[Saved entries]

********

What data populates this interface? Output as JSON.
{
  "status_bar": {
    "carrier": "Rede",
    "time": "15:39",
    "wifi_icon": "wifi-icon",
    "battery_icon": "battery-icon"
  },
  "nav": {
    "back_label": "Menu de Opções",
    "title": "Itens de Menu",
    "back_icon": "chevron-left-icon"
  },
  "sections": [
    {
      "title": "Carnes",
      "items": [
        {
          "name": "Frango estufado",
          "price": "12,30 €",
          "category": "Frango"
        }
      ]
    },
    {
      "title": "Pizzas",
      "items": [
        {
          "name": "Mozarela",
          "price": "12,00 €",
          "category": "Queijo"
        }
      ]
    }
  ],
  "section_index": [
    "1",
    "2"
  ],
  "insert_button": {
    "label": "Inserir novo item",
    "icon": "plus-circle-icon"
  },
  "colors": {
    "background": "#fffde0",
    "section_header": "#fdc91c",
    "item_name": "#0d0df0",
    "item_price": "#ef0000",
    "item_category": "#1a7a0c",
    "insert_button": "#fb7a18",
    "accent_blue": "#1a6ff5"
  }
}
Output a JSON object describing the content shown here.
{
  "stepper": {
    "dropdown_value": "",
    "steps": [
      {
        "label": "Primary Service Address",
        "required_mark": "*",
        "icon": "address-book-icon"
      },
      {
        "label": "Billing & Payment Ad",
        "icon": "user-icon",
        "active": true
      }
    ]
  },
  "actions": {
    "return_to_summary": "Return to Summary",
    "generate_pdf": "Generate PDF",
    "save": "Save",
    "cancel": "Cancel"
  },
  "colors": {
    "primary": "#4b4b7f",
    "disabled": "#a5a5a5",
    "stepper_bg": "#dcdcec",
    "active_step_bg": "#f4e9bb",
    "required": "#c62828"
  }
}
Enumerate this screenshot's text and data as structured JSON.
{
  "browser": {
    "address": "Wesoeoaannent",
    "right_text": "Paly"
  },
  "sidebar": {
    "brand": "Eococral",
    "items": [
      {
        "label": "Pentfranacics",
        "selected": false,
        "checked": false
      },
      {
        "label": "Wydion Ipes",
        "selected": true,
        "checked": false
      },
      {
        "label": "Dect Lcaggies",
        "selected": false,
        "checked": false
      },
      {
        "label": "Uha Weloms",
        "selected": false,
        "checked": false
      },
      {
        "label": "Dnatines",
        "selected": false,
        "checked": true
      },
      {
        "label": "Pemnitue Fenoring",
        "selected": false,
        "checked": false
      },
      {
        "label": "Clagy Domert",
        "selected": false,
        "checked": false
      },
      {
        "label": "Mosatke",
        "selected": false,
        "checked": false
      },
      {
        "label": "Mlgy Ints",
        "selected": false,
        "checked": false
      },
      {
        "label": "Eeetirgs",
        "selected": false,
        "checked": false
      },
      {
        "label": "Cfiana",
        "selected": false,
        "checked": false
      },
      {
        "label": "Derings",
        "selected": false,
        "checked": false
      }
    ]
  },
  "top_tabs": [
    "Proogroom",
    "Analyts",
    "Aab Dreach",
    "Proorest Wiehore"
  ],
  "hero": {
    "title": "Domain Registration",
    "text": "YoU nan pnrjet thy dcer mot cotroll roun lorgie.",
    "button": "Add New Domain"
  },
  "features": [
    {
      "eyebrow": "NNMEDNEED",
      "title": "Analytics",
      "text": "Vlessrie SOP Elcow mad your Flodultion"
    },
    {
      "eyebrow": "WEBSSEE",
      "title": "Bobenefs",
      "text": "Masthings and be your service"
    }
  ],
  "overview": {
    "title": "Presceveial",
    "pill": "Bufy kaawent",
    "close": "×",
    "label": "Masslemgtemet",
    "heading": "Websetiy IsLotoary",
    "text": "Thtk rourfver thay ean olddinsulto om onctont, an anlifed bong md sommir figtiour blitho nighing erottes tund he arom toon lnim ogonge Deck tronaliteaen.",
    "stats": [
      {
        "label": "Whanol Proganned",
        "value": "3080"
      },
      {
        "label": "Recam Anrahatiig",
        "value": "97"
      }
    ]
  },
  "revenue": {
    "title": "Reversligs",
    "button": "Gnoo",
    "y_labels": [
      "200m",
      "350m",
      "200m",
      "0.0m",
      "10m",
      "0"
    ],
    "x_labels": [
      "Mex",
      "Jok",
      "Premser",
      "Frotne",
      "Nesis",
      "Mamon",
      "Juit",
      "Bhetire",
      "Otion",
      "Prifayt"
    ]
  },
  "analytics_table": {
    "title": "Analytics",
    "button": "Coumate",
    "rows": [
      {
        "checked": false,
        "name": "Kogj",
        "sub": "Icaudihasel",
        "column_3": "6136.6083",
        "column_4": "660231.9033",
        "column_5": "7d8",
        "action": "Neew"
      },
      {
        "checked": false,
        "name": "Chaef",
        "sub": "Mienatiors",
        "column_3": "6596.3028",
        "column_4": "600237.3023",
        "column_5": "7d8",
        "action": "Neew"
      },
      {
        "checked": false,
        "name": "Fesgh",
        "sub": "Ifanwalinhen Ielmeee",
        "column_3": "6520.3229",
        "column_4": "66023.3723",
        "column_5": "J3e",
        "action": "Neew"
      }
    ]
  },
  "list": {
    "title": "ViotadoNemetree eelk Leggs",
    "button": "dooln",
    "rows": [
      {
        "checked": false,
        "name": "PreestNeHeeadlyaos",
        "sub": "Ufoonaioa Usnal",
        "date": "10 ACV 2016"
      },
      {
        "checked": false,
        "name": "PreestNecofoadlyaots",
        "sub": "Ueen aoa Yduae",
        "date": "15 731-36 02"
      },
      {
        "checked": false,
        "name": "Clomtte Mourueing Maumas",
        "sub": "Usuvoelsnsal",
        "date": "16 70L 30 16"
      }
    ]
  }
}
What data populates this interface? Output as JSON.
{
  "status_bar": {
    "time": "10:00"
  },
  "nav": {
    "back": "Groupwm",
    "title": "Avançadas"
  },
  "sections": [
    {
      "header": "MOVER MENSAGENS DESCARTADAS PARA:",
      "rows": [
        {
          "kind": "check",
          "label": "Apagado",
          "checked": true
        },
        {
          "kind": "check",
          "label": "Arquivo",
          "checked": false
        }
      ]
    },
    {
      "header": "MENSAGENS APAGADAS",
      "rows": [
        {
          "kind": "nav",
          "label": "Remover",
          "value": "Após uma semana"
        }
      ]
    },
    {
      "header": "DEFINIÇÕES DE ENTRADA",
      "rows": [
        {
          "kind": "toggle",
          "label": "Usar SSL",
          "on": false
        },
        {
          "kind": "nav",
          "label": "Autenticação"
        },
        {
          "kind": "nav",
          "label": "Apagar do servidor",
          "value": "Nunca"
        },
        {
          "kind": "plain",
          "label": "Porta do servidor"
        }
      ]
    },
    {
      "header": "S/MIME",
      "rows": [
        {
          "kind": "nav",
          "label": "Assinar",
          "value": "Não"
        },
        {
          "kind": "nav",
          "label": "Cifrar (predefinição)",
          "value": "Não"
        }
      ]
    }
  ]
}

********

Scan the records for the string "icon". Copy each line in which it appears.

COMPLETED TASK >>
    "wifi_icon": "wifi-icon",
    "battery_icon": "battery-icon"
    "back_icon": "chevron-left-icon"
    "icon": "plus-circle-icon"
        "icon": "address-book-icon"
        "icon": "user-icon",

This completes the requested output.